**PROBLEM TO SOLVE:**
Write out the material exactly, without any of its pictures.

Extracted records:

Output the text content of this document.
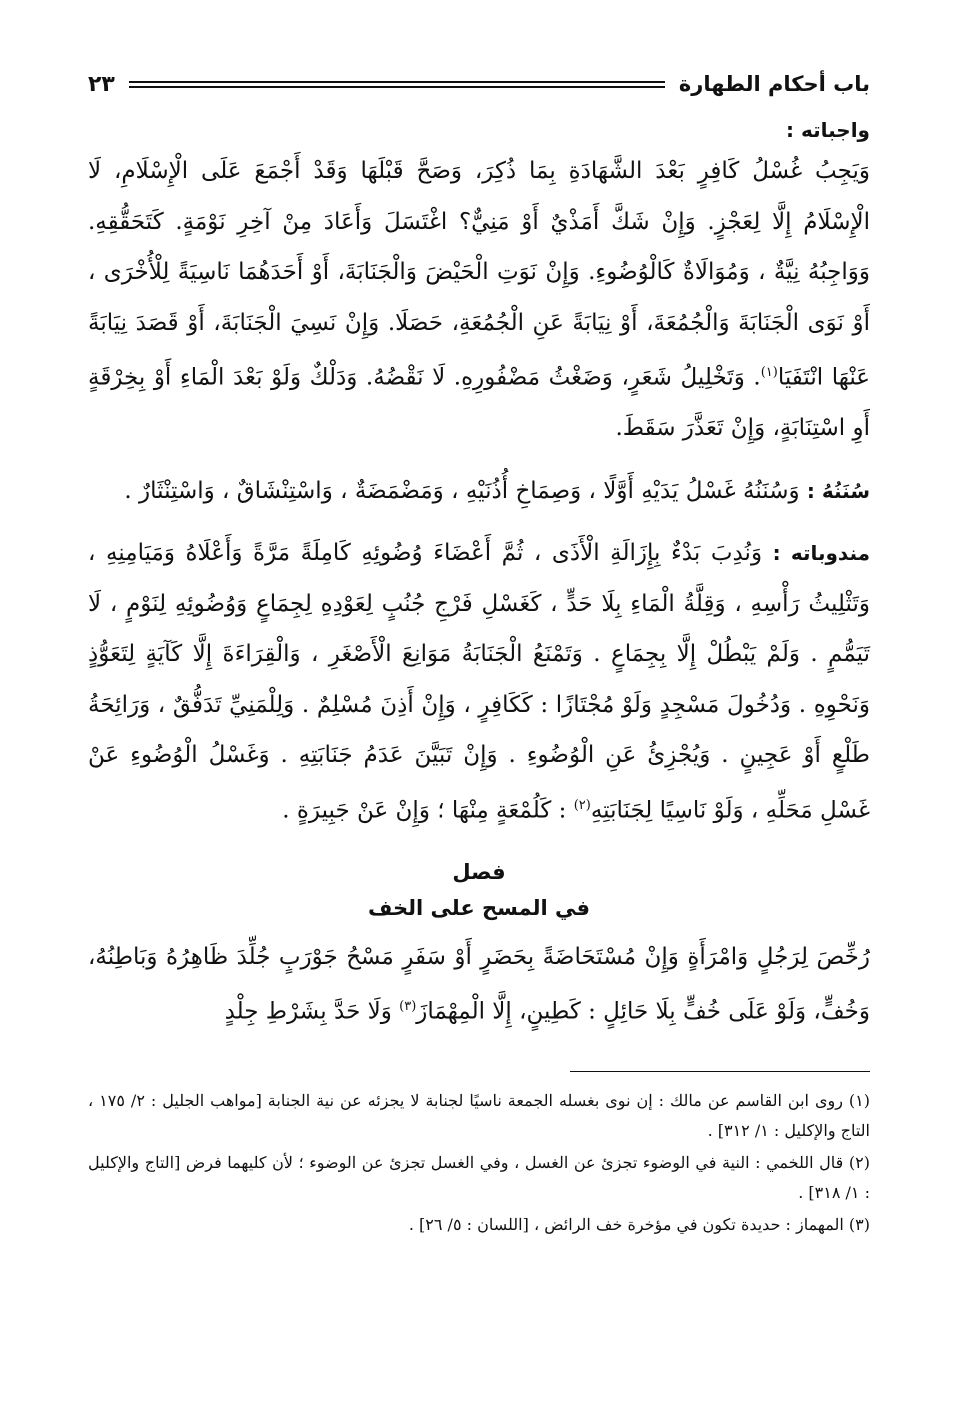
باب أحكام الطهارة
٢٣
واجباته :

وَيَجِبُ غُسْلُ كَافِرٍ بَعْدَ الشَّهَادَةِ بِمَا ذُكِرَ، وَصَحَّ قَبْلَهَا وَقَدْ أَجْمَعَ عَلَى الْإِسْلَامِ، لَا الْإِسْلَامُ إِلَّا لِعَجْزٍ. وَإِنْ شَكَّ أَمَذْيٌ أَوْ مَنِيٌّ؟ اغْتَسَلَ وَأَعَادَ مِنْ آخِرِ نَوْمَةٍ. كَتَحَقُّقِهِ. وَوَاجِبُهُ نِيَّةٌ ، وَمُوَالَاةٌ كَالْوُضُوءِ. وَإِنْ نَوَتِ الْحَيْضَ وَالْجَنَابَةَ، أَوْ أَحَدَهُمَا نَاسِيَةً لِلْأُخْرَى ، أَوْ نَوَى الْجَنَابَةَ وَالْجُمُعَةَ، أَوْ نِيَابَةً عَنِ الْجُمُعَةِ، حَصَلَا. وَإِنْ نَسِيَ الْجَنَابَةَ، أَوْ قَصَدَ نِيَابَةً عَنْهَا انْتَفَيَا$^{(١)}$. وَتَخْلِيلُ شَعَرٍ، وَضَغْثُ مَضْفُورِهِ. لَا نَقْضُهُ. وَدَلْكٌ وَلَوْ بَعْدَ الْمَاءِ أَوْ بِخِرْقَةٍ أَوِ اسْتِنَابَةٍ، وَإِنْ تَعَذَّرَ سَقَطَ.

سُنَنُهُ : وَسُنَنُهُ غَسْلُ يَدَيْهِ أَوَّلًا ، وَصِمَاخِ أُذُنَيْهِ ، وَمَضْمَضَةٌ ، وَاسْتِنْشَاقٌ ، وَاسْتِنْثَارٌ .

مندوباته : وَنُدِبَ بَدْءٌ بِإِزَالَةِ الْأَذَى ، ثُمَّ أَعْضَاءَ وُضُوئِهِ كَامِلَةً مَرَّةً وَأَعْلَاهُ وَمَيَامِنِهِ ، وَتَثْلِيثُ رَأْسِهِ ، وَقِلَّةُ الْمَاءِ بِلَا حَدٍّ ، كَغَسْلِ فَرْجِ جُنُبٍ لِعَوْدِهِ لِجِمَاعٍ وَوُضُوئِهِ لِنَوْمٍ ، لَا تَيَمُّمٍ . وَلَمْ يَبْطُلْ إِلَّا بِجِمَاعٍ . وَتَمْنَعُ الْجَنَابَةُ مَوَانِعَ الْأَصْغَرِ ، وَالْقِرَاءَةَ إِلَّا كَآيَةٍ لِتَعَوُّذٍ وَنَحْوِهِ . وَدُخُولَ مَسْجِدٍ وَلَوْ مُجْتَازًا : كَكَافِرٍ ، وَإِنْ أَذِنَ مُسْلِمٌ . وَلِلْمَنِيِّ تَدَفُّقٌ ، وَرَائِحَةُ طَلْعٍ أَوْ عَجِينٍ . وَيُجْزِئُ عَنِ الْوُضُوءِ . وَإِنْ تَبَيَّنَ عَدَمُ جَنَابَتِهِ . وَغَسْلُ الْوُضُوءِ عَنْ غَسْلِ مَحَلِّهِ ، وَلَوْ نَاسِيًا لِجَنَابَتِهِ$^{(٢)}$ : كَلُمْعَةٍ مِنْهَا ؛ وَإِنْ عَنْ جَبِيرَةٍ .

فصل
في المسح على الخف

رُخِّصَ لِرَجُلٍ وَامْرَأَةٍ وَإِنْ مُسْتَحَاضَةً بِحَضَرٍ أَوْ سَفَرٍ مَسْحُ جَوْرَبٍ جُلِّدَ ظَاهِرُهُ وَبَاطِنُهُ، وَخُفٍّ، وَلَوْ عَلَى خُفٍّ بِلَا حَائِلٍ : كَطِينٍ، إِلَّا الْمِهْمَازَ$^{(٣)}$ وَلَا حَدَّ بِشَرْطِ جِلْدٍ

(١) روى ابن القاسم عن مالك : إن نوى بغسله الجمعة ناسيًا لجنابة لا يجزئه عن نية الجنابة [مواهب الجليل : ٢/ ١٧٥ ، التاج والإكليل : ١/ ٣١٢] .

(٢) قال اللخمي : النية في الوضوء تجزئ عن الغسل ، وفي الغسل تجزئ عن الوضوء ؛ لأن كليهما فرض [التاج والإكليل : ١/ ٣١٨] .

(٣) المهماز : حديدة تكون في مؤخرة خف الرائض ، [اللسان : ٥/ ٢٦] .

**EXPECTED OUTPUT:**
Output the text content of this document.
باب أحكام الطهارة
٢٣
واجباته :

وَيَجِبُ غُسْلُ كَافِرٍ بَعْدَ الشَّهَادَةِ بِمَا ذُكِرَ، وَصَحَّ قَبْلَهَا وَقَدْ أَجْمَعَ عَلَى الْإِسْلَامِ، لَا الْإِسْلَامُ إِلَّا لِعَجْزٍ. وَإِنْ شَكَّ أَمَذْيٌ أَوْ مَنِيٌّ؟ اغْتَسَلَ وَأَعَادَ مِنْ آخِرِ نَوْمَةٍ. كَتَحَقُّقِهِ. وَوَاجِبُهُ نِيَّةٌ ، وَمُوَالَاةٌ كَالْوُضُوءِ. وَإِنْ نَوَتِ الْحَيْضَ وَالْجَنَابَةَ، أَوْ أَحَدَهُمَا نَاسِيَةً لِلْأُخْرَى ، أَوْ نَوَى الْجَنَابَةَ وَالْجُمُعَةَ، أَوْ نِيَابَةً عَنِ الْجُمُعَةِ، حَصَلَا. وَإِنْ نَسِيَ الْجَنَابَةَ، أَوْ قَصَدَ نِيَابَةً عَنْهَا انْتَفَيَا$^{(١)}$. وَتَخْلِيلُ شَعَرٍ، وَضَغْثُ مَضْفُورِهِ. لَا نَقْضُهُ. وَدَلْكٌ وَلَوْ بَعْدَ الْمَاءِ أَوْ بِخِرْقَةٍ أَوِ اسْتِنَابَةٍ، وَإِنْ تَعَذَّرَ سَقَطَ.

سُنَنُهُ : وَسُنَنُهُ غَسْلُ يَدَيْهِ أَوَّلًا ، وَصِمَاخِ أُذُنَيْهِ ، وَمَضْمَضَةٌ ، وَاسْتِنْشَاقٌ ، وَاسْتِنْثَارٌ .

مندوباته : وَنُدِبَ بَدْءٌ بِإِزَالَةِ الْأَذَى ، ثُمَّ أَعْضَاءَ وُضُوئِهِ كَامِلَةً مَرَّةً وَأَعْلَاهُ وَمَيَامِنِهِ ، وَتَثْلِيثُ رَأْسِهِ ، وَقِلَّةُ الْمَاءِ بِلَا حَدٍّ ، كَغَسْلِ فَرْجِ جُنُبٍ لِعَوْدِهِ لِجِمَاعٍ وَوُضُوئِهِ لِنَوْمٍ ، لَا تَيَمُّمٍ . وَلَمْ يَبْطُلْ إِلَّا بِجِمَاعٍ . وَتَمْنَعُ الْجَنَابَةُ مَوَانِعَ الْأَصْغَرِ ، وَالْقِرَاءَةَ إِلَّا كَآيَةٍ لِتَعَوُّذٍ وَنَحْوِهِ . وَدُخُولَ مَسْجِدٍ وَلَوْ مُجْتَازًا : كَكَافِرٍ ، وَإِنْ أَذِنَ مُسْلِمٌ . وَلِلْمَنِيِّ تَدَفُّقٌ ، وَرَائِحَةُ طَلْعٍ أَوْ عَجِينٍ . وَيُجْزِئُ عَنِ الْوُضُوءِ . وَإِنْ تَبَيَّنَ عَدَمُ جَنَابَتِهِ . وَغَسْلُ الْوُضُوءِ عَنْ غَسْلِ مَحَلِّهِ ، وَلَوْ نَاسِيًا لِجَنَابَتِهِ$^{(٢)}$ : كَلُمْعَةٍ مِنْهَا ؛ وَإِنْ عَنْ جَبِيرَةٍ .

فصل
في المسح على الخف

رُخِّصَ لِرَجُلٍ وَامْرَأَةٍ وَإِنْ مُسْتَحَاضَةً بِحَضَرٍ أَوْ سَفَرٍ مَسْحُ جَوْرَبٍ جُلِّدَ ظَاهِرُهُ وَبَاطِنُهُ، وَخُفٍّ، وَلَوْ عَلَى خُفٍّ بِلَا حَائِلٍ : كَطِينٍ، إِلَّا الْمِهْمَازَ$^{(٣)}$ وَلَا حَدَّ بِشَرْطِ جِلْدٍ

(١) روى ابن القاسم عن مالك : إن نوى بغسله الجمعة ناسيًا لجنابة لا يجزئه عن نية الجنابة [مواهب الجليل : ٢/ ١٧٥ ، التاج والإكليل : ١/ ٣١٢] .

(٢) قال اللخمي : النية في الوضوء تجزئ عن الغسل ، وفي الغسل تجزئ عن الوضوء ؛ لأن كليهما فرض [التاج والإكليل : ١/ ٣١٨] .

(٣) المهماز : حديدة تكون في مؤخرة خف الرائض ، [اللسان : ٥/ ٢٦] .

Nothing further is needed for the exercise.